WHAT IS REQUIRED:
Copy out all the records exactly.

INPUT ROWS:

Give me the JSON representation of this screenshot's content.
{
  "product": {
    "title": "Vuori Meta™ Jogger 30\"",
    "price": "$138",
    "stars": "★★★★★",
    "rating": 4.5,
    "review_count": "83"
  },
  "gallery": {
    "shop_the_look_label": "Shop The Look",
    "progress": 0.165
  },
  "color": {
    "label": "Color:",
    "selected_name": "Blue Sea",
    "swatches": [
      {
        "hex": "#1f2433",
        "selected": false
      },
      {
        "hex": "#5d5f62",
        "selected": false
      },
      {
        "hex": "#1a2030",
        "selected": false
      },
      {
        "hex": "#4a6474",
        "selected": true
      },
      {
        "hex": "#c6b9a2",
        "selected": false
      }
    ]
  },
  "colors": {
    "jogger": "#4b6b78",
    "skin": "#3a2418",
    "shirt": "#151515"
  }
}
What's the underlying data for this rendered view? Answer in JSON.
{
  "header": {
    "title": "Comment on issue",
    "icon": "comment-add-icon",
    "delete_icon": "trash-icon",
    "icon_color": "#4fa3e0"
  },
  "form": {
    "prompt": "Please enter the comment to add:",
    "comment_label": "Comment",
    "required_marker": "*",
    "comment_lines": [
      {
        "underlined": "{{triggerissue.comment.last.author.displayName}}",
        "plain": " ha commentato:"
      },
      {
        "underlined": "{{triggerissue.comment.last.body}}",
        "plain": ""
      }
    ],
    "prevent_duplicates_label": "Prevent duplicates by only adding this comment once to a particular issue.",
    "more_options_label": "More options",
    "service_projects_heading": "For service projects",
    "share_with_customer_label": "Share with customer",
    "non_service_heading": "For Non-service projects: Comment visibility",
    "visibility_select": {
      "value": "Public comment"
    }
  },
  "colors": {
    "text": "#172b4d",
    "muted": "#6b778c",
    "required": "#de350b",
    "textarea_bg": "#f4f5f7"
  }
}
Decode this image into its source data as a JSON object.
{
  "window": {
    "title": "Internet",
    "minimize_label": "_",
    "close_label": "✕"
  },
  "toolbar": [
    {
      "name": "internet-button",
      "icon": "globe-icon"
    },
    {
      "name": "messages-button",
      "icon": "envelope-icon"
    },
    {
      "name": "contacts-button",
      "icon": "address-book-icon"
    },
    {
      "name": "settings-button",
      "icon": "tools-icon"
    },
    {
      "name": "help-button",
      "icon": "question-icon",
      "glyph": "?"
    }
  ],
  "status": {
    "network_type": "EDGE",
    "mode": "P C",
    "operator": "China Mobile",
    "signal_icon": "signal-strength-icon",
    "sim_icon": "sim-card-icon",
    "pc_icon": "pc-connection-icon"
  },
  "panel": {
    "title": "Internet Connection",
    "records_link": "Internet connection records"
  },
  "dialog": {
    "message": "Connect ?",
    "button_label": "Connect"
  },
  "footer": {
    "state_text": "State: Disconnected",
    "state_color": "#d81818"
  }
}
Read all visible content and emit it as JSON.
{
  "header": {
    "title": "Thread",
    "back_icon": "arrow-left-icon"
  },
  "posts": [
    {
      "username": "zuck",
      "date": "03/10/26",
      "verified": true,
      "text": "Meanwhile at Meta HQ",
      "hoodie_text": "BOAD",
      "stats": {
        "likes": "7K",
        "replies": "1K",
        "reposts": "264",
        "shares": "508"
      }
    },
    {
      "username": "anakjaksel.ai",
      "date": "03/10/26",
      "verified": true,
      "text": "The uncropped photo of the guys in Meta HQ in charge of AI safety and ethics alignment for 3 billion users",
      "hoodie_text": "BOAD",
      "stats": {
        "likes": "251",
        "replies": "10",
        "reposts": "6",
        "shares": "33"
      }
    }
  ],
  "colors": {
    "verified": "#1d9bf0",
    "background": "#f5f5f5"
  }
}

THE SOLUTION:
Give me the JSON representation of this screenshot's content.
{
  "product": {
    "title": "Vuori Meta™ Jogger 30\"",
    "price": "$138",
    "stars": "★★★★★",
    "rating": 4.5,
    "review_count": "83"
  },
  "gallery": {
    "shop_the_look_label": "Shop The Look",
    "progress": 0.165
  },
  "color": {
    "label": "Color:",
    "selected_name": "Blue Sea",
    "swatches": [
      {
        "hex": "#1f2433",
        "selected": false
      },
      {
        "hex": "#5d5f62",
        "selected": false
      },
      {
        "hex": "#1a2030",
        "selected": false
      },
      {
        "hex": "#4a6474",
        "selected": true
      },
      {
        "hex": "#c6b9a2",
        "selected": false
      }
    ]
  },
  "colors": {
    "jogger": "#4b6b78",
    "skin": "#3a2418",
    "shirt": "#151515"
  }
}
What's the underlying data for this rendered view? Answer in JSON.
{
  "header": {
    "title": "Comment on issue",
    "icon": "comment-add-icon",
    "delete_icon": "trash-icon",
    "icon_color": "#4fa3e0"
  },
  "form": {
    "prompt": "Please enter the comment to add:",
    "comment_label": "Comment",
    "required_marker": "*",
    "comment_lines": [
      {
        "underlined": "{{triggerissue.comment.last.author.displayName}}",
        "plain": " ha commentato:"
      },
      {
        "underlined": "{{triggerissue.comment.last.body}}",
        "plain": ""
      }
    ],
    "prevent_duplicates_label": "Prevent duplicates by only adding this comment once to a particular issue.",
    "more_options_label": "More options",
    "service_projects_heading": "For service projects",
    "share_with_customer_label": "Share with customer",
    "non_service_heading": "For Non-service projects: Comment visibility",
    "visibility_select": {
      "value": "Public comment"
    }
  },
  "colors": {
    "text": "#172b4d",
    "muted": "#6b778c",
    "required": "#de350b",
    "textarea_bg": "#f4f5f7"
  }
}
Decode this image into its source data as a JSON object.
{
  "window": {
    "title": "Internet",
    "minimize_label": "_",
    "close_label": "✕"
  },
  "toolbar": [
    {
      "name": "internet-button",
      "icon": "globe-icon"
    },
    {
      "name": "messages-button",
      "icon": "envelope-icon"
    },
    {
      "name": "contacts-button",
      "icon": "address-book-icon"
    },
    {
      "name": "settings-button",
      "icon": "tools-icon"
    },
    {
      "name": "help-button",
      "icon": "question-icon",
      "glyph": "?"
    }
  ],
  "status": {
    "network_type": "EDGE",
    "mode": "P C",
    "operator": "China Mobile",
    "signal_icon": "signal-strength-icon",
    "sim_icon": "sim-card-icon",
    "pc_icon": "pc-connection-icon"
  },
  "panel": {
    "title": "Internet Connection",
    "records_link": "Internet connection records"
  },
  "dialog": {
    "message": "Connect ?",
    "button_label": "Connect"
  },
  "footer": {
    "state_text": "State: Disconnected",
    "state_color": "#d81818"
  }
}
Read all visible content and emit it as JSON.
{
  "header": {
    "title": "Thread",
    "back_icon": "arrow-left-icon"
  },
  "posts": [
    {
      "username": "zuck",
      "date": "03/10/26",
      "verified": true,
      "text": "Meanwhile at Meta HQ",
      "hoodie_text": "BOAD",
      "stats": {
        "likes": "7K",
        "replies": "1K",
        "reposts": "264",
        "shares": "508"
      }
    },
    {
      "username": "anakjaksel.ai",
      "date": "03/10/26",
      "verified": true,
      "text": "The uncropped photo of the guys in Meta HQ in charge of AI safety and ethics alignment for 3 billion users",
      "hoodie_text": "BOAD",
      "stats": {
        "likes": "251",
        "replies": "10",
        "reposts": "6",
        "shares": "33"
      }
    }
  ],
  "colors": {
    "verified": "#1d9bf0",
    "background": "#f5f5f5"
  }
}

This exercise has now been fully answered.